→ MATERIAL FOR THIS EXERCISE:
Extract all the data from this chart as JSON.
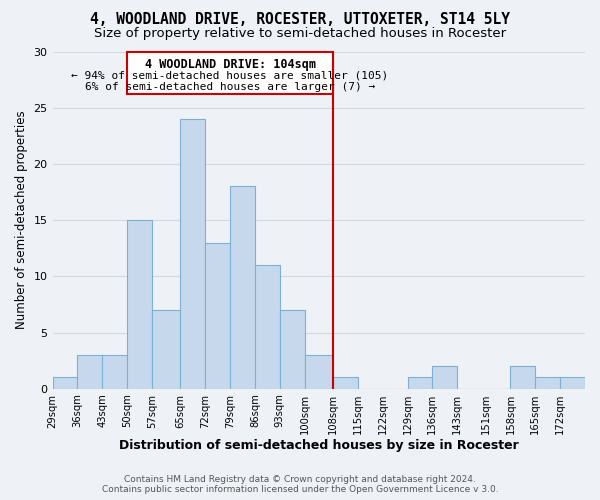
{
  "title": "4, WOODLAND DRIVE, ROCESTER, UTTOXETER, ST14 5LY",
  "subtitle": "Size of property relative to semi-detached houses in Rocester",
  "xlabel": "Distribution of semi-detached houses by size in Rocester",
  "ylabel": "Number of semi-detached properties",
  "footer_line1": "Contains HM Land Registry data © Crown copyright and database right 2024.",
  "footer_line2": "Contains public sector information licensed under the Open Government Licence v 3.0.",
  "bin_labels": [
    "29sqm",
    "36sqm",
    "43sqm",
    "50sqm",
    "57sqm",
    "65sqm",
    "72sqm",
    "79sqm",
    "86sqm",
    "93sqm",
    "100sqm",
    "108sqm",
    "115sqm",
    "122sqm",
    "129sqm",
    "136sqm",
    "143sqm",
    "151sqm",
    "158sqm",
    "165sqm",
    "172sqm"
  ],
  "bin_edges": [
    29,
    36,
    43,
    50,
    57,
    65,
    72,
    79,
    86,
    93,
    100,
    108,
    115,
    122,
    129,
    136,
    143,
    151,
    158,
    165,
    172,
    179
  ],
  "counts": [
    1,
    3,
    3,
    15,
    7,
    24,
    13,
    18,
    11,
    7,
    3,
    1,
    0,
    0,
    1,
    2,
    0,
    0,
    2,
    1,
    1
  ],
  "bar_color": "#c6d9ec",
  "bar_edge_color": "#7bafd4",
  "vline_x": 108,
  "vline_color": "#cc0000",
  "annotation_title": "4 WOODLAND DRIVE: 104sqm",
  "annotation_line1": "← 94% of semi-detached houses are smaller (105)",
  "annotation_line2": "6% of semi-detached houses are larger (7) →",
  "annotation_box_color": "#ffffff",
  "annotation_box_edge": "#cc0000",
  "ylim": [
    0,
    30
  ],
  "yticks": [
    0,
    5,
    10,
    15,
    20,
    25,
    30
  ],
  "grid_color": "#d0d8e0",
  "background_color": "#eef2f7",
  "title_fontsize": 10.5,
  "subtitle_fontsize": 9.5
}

→ WHAT YOU NEED TO DO: The records above are to be quoted exactly, with all pictures left out.

→ RIGHT ANSWER:
Extract all the data from this chart as JSON.
{
  "title": "4, WOODLAND DRIVE, ROCESTER, UTTOXETER, ST14 5LY",
  "subtitle": "Size of property relative to semi-detached houses in Rocester",
  "xlabel": "Distribution of semi-detached houses by size in Rocester",
  "ylabel": "Number of semi-detached properties",
  "footer_line1": "Contains HM Land Registry data © Crown copyright and database right 2024.",
  "footer_line2": "Contains public sector information licensed under the Open Government Licence v 3.0.",
  "bin_labels": [
    "29sqm",
    "36sqm",
    "43sqm",
    "50sqm",
    "57sqm",
    "65sqm",
    "72sqm",
    "79sqm",
    "86sqm",
    "93sqm",
    "100sqm",
    "108sqm",
    "115sqm",
    "122sqm",
    "129sqm",
    "136sqm",
    "143sqm",
    "151sqm",
    "158sqm",
    "165sqm",
    "172sqm"
  ],
  "bin_edges": [
    29,
    36,
    43,
    50,
    57,
    65,
    72,
    79,
    86,
    93,
    100,
    108,
    115,
    122,
    129,
    136,
    143,
    151,
    158,
    165,
    172,
    179
  ],
  "counts": [
    1,
    3,
    3,
    15,
    7,
    24,
    13,
    18,
    11,
    7,
    3,
    1,
    0,
    0,
    1,
    2,
    0,
    0,
    2,
    1,
    1
  ],
  "bar_color": "#c6d9ec",
  "bar_edge_color": "#7bafd4",
  "vline_x": 108,
  "vline_color": "#cc0000",
  "annotation_title": "4 WOODLAND DRIVE: 104sqm",
  "annotation_line1": "← 94% of semi-detached houses are smaller (105)",
  "annotation_line2": "6% of semi-detached houses are larger (7) →",
  "annotation_box_color": "#ffffff",
  "annotation_box_edge": "#cc0000",
  "ylim": [
    0,
    30
  ],
  "yticks": [
    0,
    5,
    10,
    15,
    20,
    25,
    30
  ],
  "grid_color": "#d0d8e0",
  "background_color": "#eef2f7",
  "title_fontsize": 10.5,
  "subtitle_fontsize": 9.5
}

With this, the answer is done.